= SET PROBLEM =
Each line containing the word "Consumption" must be collected.

= WORKING DATA =
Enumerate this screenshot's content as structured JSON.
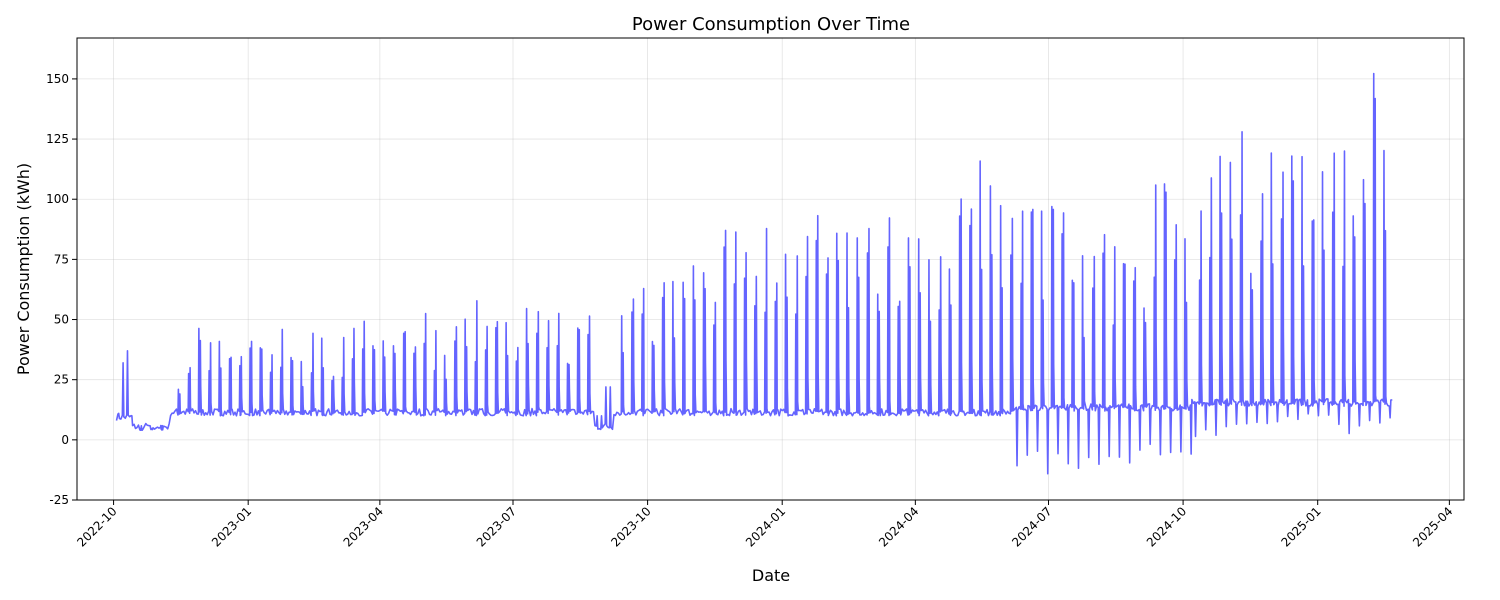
{
  "chart_data": {
    "type": "line",
    "title": "Power Consumption Over Time",
    "xlabel": "Date",
    "ylabel": "Power Consumption (kWh)",
    "xlim": [
      "2022-09-06",
      "2025-04-11"
    ],
    "ylim": [
      -25,
      167
    ],
    "x_ticks": [
      "2022-10",
      "2023-01",
      "2023-04",
      "2023-07",
      "2023-10",
      "2024-01",
      "2024-04",
      "2024-07",
      "2024-10",
      "2025-01",
      "2025-04"
    ],
    "y_ticks": [
      -25,
      0,
      25,
      50,
      75,
      100,
      125,
      150
    ],
    "grid": true,
    "line_color": "#6464ff",
    "series": [
      {
        "segments": [
          {
            "start": "2022-10-03",
            "end": "2022-10-13",
            "base": 8,
            "peaks": [
              11,
              32,
              37,
              10
            ]
          },
          {
            "start": "2022-10-14",
            "end": "2022-11-08",
            "base": 4,
            "peaks": [
              4,
              5,
              6
            ]
          },
          {
            "start": "2022-11-09",
            "end": "2023-08-25",
            "base": 10,
            "peaks": [
              25,
              35,
              57,
              48,
              43,
              36,
              47,
              40,
              37,
              46,
              42,
              36,
              48,
              38,
              43,
              58,
              51,
              48,
              44,
              56,
              55,
              55,
              51,
              40,
              49,
              52,
              59,
              56,
              56,
              54,
              58,
              60,
              58,
              56,
              58,
              65
            ]
          },
          {
            "start": "2023-08-26",
            "end": "2023-09-07",
            "base": 4,
            "peaks": [
              10,
              22
            ]
          },
          {
            "start": "2023-09-08",
            "end": "2024-06-06",
            "base": 10,
            "peaks": [
              62,
              65,
              63,
              77,
              80,
              89,
              85,
              91,
              101,
              95,
              88,
              79,
              92,
              106,
              95,
              89,
              101,
              93,
              86,
              95,
              99,
              90,
              97,
              103,
              110,
              117,
              115,
              101
            ]
          },
          {
            "start": "2024-06-07",
            "end": "2024-10-06",
            "base": 12,
            "dips": [
              -17,
              -15,
              -13,
              -12,
              -14,
              -10,
              -11,
              -9,
              -8,
              -7
            ],
            "peaks": [
              103,
              102,
              100,
              77,
              107,
              90,
              85,
              88,
              114,
              99
            ]
          },
          {
            "start": "2024-10-07",
            "end": "2025-02-21",
            "base": 14,
            "dips": [
              -2,
              3,
              5,
              8,
              10,
              2,
              6
            ],
            "peaks": [
              130,
              123,
              125,
              135,
              120,
              129,
              131,
              130,
              126,
              130,
              135,
              139,
              154,
              158,
              130
            ]
          }
        ]
      }
    ]
  }
}
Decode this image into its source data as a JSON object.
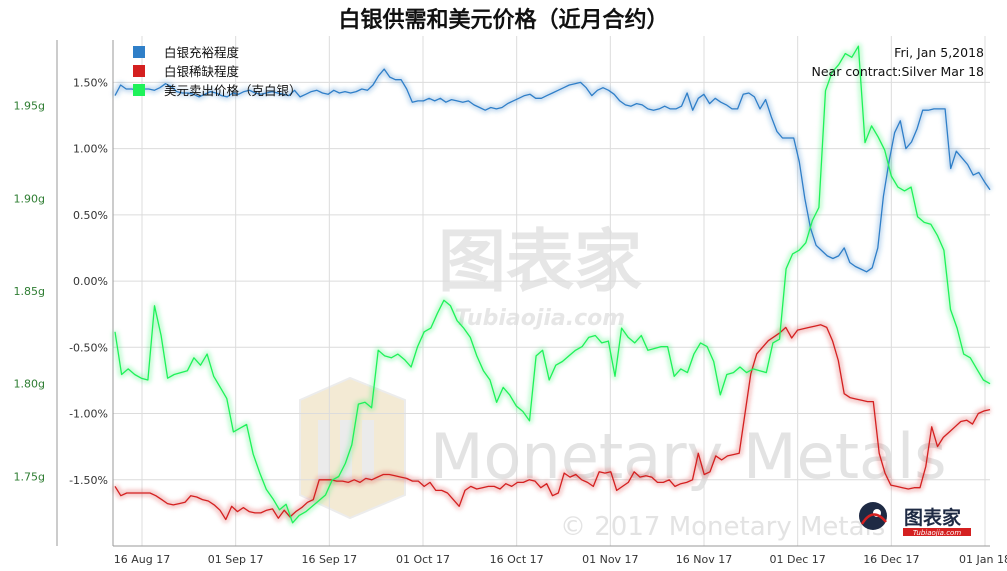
{
  "chart_data": {
    "type": "line",
    "title": "白银供需和美元价格（近月合约）",
    "info": {
      "date": "Fri, Jan 5,2018",
      "contract": "Near contract:Silver Mar 18"
    },
    "x_labels": [
      "16 Aug 17",
      "01 Sep 17",
      "16 Sep 17",
      "01 Oct 17",
      "16 Oct 17",
      "01 Nov 17",
      "16 Nov 17",
      "01 Dec 17",
      "16 Dec 17",
      "01 Jan 18"
    ],
    "right_axis": {
      "ticks": [
        "1.50%",
        "1.00%",
        "0.50%",
        "0.00%",
        "-0.50%",
        "-1.00%",
        "-1.50%"
      ],
      "ylim": [
        -2.0,
        1.85
      ]
    },
    "left_axis": {
      "ticks": [
        "1.95g",
        "1.90g",
        "1.85g",
        "1.80g",
        "1.75g"
      ],
      "ylim": [
        1.7125,
        1.9875
      ]
    },
    "grid": true,
    "legend_position": "top-left",
    "series": [
      {
        "name": "白银充裕程度",
        "axis": "right",
        "color": "#2f7fc8",
        "values": [
          1.4,
          1.48,
          1.45,
          1.45,
          1.44,
          1.45,
          1.45,
          1.44,
          1.46,
          1.49,
          1.47,
          1.43,
          1.42,
          1.42,
          1.41,
          1.39,
          1.41,
          1.43,
          1.42,
          1.4,
          1.39,
          1.42,
          1.41,
          1.43,
          1.44,
          1.42,
          1.41,
          1.42,
          1.43,
          1.42,
          1.41,
          1.4,
          1.44,
          1.39,
          1.41,
          1.43,
          1.44,
          1.42,
          1.41,
          1.44,
          1.42,
          1.43,
          1.42,
          1.43,
          1.45,
          1.44,
          1.48,
          1.55,
          1.6,
          1.54,
          1.52,
          1.52,
          1.45,
          1.35,
          1.36,
          1.36,
          1.38,
          1.36,
          1.38,
          1.35,
          1.37,
          1.36,
          1.35,
          1.36,
          1.33,
          1.31,
          1.29,
          1.31,
          1.3,
          1.31,
          1.34,
          1.36,
          1.38,
          1.4,
          1.41,
          1.38,
          1.38,
          1.4,
          1.42,
          1.44,
          1.46,
          1.48,
          1.49,
          1.5,
          1.46,
          1.4,
          1.44,
          1.46,
          1.44,
          1.41,
          1.36,
          1.33,
          1.32,
          1.34,
          1.33,
          1.3,
          1.29,
          1.3,
          1.32,
          1.3,
          1.3,
          1.32,
          1.42,
          1.29,
          1.38,
          1.41,
          1.34,
          1.38,
          1.35,
          1.33,
          1.3,
          1.3,
          1.41,
          1.42,
          1.39,
          1.3,
          1.37,
          1.24,
          1.13,
          1.08,
          1.08,
          1.08,
          0.9,
          0.62,
          0.4,
          0.27,
          0.23,
          0.19,
          0.17,
          0.19,
          0.25,
          0.14,
          0.11,
          0.09,
          0.07,
          0.1,
          0.25,
          0.64,
          0.9,
          1.12,
          1.21,
          1.0,
          1.05,
          1.15,
          1.29,
          1.29,
          1.3,
          1.3,
          1.3,
          0.85,
          0.98,
          0.93,
          0.88,
          0.8,
          0.82,
          0.75,
          0.69
        ]
      },
      {
        "name": "白银稀缺程度",
        "axis": "right",
        "color": "#d42020",
        "values": [
          -1.55,
          -1.62,
          -1.6,
          -1.6,
          -1.6,
          -1.6,
          -1.6,
          -1.62,
          -1.65,
          -1.68,
          -1.69,
          -1.68,
          -1.67,
          -1.62,
          -1.63,
          -1.65,
          -1.66,
          -1.69,
          -1.73,
          -1.8,
          -1.7,
          -1.74,
          -1.71,
          -1.74,
          -1.75,
          -1.75,
          -1.73,
          -1.72,
          -1.79,
          -1.73,
          -1.78,
          -1.74,
          -1.71,
          -1.67,
          -1.65,
          -1.5,
          -1.5,
          -1.5,
          -1.51,
          -1.51,
          -1.52,
          -1.5,
          -1.52,
          -1.49,
          -1.5,
          -1.48,
          -1.46,
          -1.46,
          -1.47,
          -1.48,
          -1.49,
          -1.51,
          -1.51,
          -1.55,
          -1.52,
          -1.58,
          -1.58,
          -1.6,
          -1.65,
          -1.7,
          -1.58,
          -1.55,
          -1.57,
          -1.56,
          -1.55,
          -1.55,
          -1.57,
          -1.53,
          -1.55,
          -1.52,
          -1.52,
          -1.5,
          -1.51,
          -1.56,
          -1.53,
          -1.62,
          -1.6,
          -1.45,
          -1.48,
          -1.46,
          -1.5,
          -1.52,
          -1.55,
          -1.44,
          -1.45,
          -1.44,
          -1.58,
          -1.55,
          -1.52,
          -1.44,
          -1.48,
          -1.47,
          -1.48,
          -1.52,
          -1.52,
          -1.5,
          -1.55,
          -1.53,
          -1.52,
          -1.5,
          -1.3,
          -1.46,
          -1.44,
          -1.32,
          -1.35,
          -1.32,
          -1.31,
          -1.3,
          -1.0,
          -0.7,
          -0.55,
          -0.5,
          -0.45,
          -0.42,
          -0.39,
          -0.35,
          -0.43,
          -0.37,
          -0.36,
          -0.35,
          -0.34,
          -0.33,
          -0.35,
          -0.45,
          -0.6,
          -0.85,
          -0.88,
          -0.89,
          -0.9,
          -0.91,
          -0.91,
          -1.3,
          -1.45,
          -1.54,
          -1.55,
          -1.56,
          -1.57,
          -1.56,
          -1.56,
          -1.4,
          -1.1,
          -1.25,
          -1.18,
          -1.14,
          -1.1,
          -1.06,
          -1.05,
          -1.08,
          -1.0,
          -0.98,
          -0.97
        ]
      },
      {
        "name": "美元卖出价格（克白银）",
        "axis": "left",
        "color": "#1ef25a",
        "values": [
          1.828,
          1.805,
          1.808,
          1.805,
          1.803,
          1.802,
          1.842,
          1.826,
          1.803,
          1.805,
          1.806,
          1.807,
          1.814,
          1.81,
          1.816,
          1.804,
          1.798,
          1.792,
          1.774,
          1.776,
          1.778,
          1.762,
          1.752,
          1.743,
          1.738,
          1.732,
          1.735,
          1.725,
          1.729,
          1.731,
          1.734,
          1.737,
          1.74,
          1.748,
          1.75,
          1.757,
          1.767,
          1.789,
          1.79,
          1.787,
          1.818,
          1.815,
          1.814,
          1.816,
          1.813,
          1.809,
          1.82,
          1.828,
          1.83,
          1.838,
          1.845,
          1.842,
          1.834,
          1.83,
          1.825,
          1.815,
          1.807,
          1.802,
          1.79,
          1.798,
          1.794,
          1.788,
          1.785,
          1.78,
          1.815,
          1.818,
          1.802,
          1.81,
          1.812,
          1.815,
          1.818,
          1.82,
          1.825,
          1.826,
          1.822,
          1.823,
          1.804,
          1.83,
          1.825,
          1.822,
          1.826,
          1.818,
          1.819,
          1.82,
          1.82,
          1.804,
          1.808,
          1.806,
          1.816,
          1.822,
          1.82,
          1.812,
          1.794,
          1.805,
          1.806,
          1.809,
          1.806,
          1.808,
          1.807,
          1.806,
          1.822,
          1.824,
          1.862,
          1.87,
          1.872,
          1.876,
          1.888,
          1.895,
          1.958,
          1.968,
          1.972,
          1.978,
          1.976,
          1.982,
          1.93,
          1.939,
          1.933,
          1.926,
          1.912,
          1.906,
          1.904,
          1.906,
          1.89,
          1.887,
          1.886,
          1.88,
          1.872,
          1.84,
          1.83,
          1.816,
          1.814,
          1.808,
          1.802,
          1.8
        ]
      }
    ]
  },
  "watermarks": {
    "brand": "Monetary Metals",
    "copyright": "© 2017 Monetary Metals",
    "tubiaojia": "图表家",
    "tubiaojia_url": "Tubiaojia.com"
  }
}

= SOLUTION TO THIS PROBLEM =
    "title": "Power Consumption Over Time",
    "ylabel": "Power Consumption (kWh)",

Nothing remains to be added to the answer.